» EXERCISE TASK
Please retype the data in full and exactly; the pictures are not part of the copy.

(Collection entries)
-=-=-=-=-

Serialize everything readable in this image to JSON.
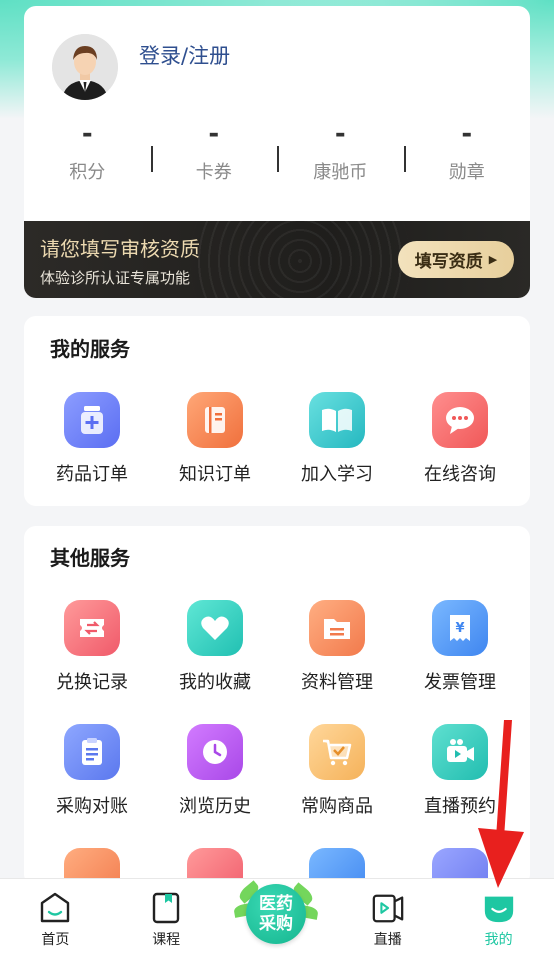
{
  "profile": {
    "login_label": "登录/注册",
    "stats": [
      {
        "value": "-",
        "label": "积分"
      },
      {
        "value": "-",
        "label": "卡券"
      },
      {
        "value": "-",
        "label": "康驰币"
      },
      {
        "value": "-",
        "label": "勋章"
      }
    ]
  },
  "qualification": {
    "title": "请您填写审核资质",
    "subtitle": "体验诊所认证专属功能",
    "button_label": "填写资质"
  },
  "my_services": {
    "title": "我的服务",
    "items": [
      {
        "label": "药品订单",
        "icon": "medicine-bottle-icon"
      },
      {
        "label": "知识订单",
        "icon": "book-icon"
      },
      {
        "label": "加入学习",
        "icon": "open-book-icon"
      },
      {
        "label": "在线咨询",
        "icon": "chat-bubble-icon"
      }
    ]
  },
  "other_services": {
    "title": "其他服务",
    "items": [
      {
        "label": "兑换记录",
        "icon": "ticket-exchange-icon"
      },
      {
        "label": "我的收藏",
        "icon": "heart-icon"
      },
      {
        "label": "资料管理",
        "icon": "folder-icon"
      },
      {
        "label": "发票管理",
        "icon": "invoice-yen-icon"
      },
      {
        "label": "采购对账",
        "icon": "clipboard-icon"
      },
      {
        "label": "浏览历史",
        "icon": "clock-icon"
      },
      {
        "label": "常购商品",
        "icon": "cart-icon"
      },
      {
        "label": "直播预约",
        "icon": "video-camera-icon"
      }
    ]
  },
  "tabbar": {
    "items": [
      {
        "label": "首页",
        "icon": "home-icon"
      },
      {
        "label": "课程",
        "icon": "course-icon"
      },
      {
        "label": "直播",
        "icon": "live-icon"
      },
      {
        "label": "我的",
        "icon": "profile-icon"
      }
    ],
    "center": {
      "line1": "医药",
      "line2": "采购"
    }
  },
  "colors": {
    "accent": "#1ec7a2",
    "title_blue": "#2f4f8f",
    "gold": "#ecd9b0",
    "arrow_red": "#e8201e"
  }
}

-=-=-=-=-

» RESULT FOR THIS TASK
Serialize everything readable in this image to JSON.
{
  "profile": {
    "login_label": "登录/注册",
    "stats": [
      {
        "value": "-",
        "label": "积分"
      },
      {
        "value": "-",
        "label": "卡券"
      },
      {
        "value": "-",
        "label": "康驰币"
      },
      {
        "value": "-",
        "label": "勋章"
      }
    ]
  },
  "qualification": {
    "title": "请您填写审核资质",
    "subtitle": "体验诊所认证专属功能",
    "button_label": "填写资质"
  },
  "my_services": {
    "title": "我的服务",
    "items": [
      {
        "label": "药品订单",
        "icon": "medicine-bottle-icon"
      },
      {
        "label": "知识订单",
        "icon": "book-icon"
      },
      {
        "label": "加入学习",
        "icon": "open-book-icon"
      },
      {
        "label": "在线咨询",
        "icon": "chat-bubble-icon"
      }
    ]
  },
  "other_services": {
    "title": "其他服务",
    "items": [
      {
        "label": "兑换记录",
        "icon": "ticket-exchange-icon"
      },
      {
        "label": "我的收藏",
        "icon": "heart-icon"
      },
      {
        "label": "资料管理",
        "icon": "folder-icon"
      },
      {
        "label": "发票管理",
        "icon": "invoice-yen-icon"
      },
      {
        "label": "采购对账",
        "icon": "clipboard-icon"
      },
      {
        "label": "浏览历史",
        "icon": "clock-icon"
      },
      {
        "label": "常购商品",
        "icon": "cart-icon"
      },
      {
        "label": "直播预约",
        "icon": "video-camera-icon"
      }
    ]
  },
  "tabbar": {
    "items": [
      {
        "label": "首页",
        "icon": "home-icon"
      },
      {
        "label": "课程",
        "icon": "course-icon"
      },
      {
        "label": "直播",
        "icon": "live-icon"
      },
      {
        "label": "我的",
        "icon": "profile-icon"
      }
    ],
    "center": {
      "line1": "医药",
      "line2": "采购"
    }
  },
  "colors": {
    "accent": "#1ec7a2",
    "title_blue": "#2f4f8f",
    "gold": "#ecd9b0",
    "arrow_red": "#e8201e"
  }
}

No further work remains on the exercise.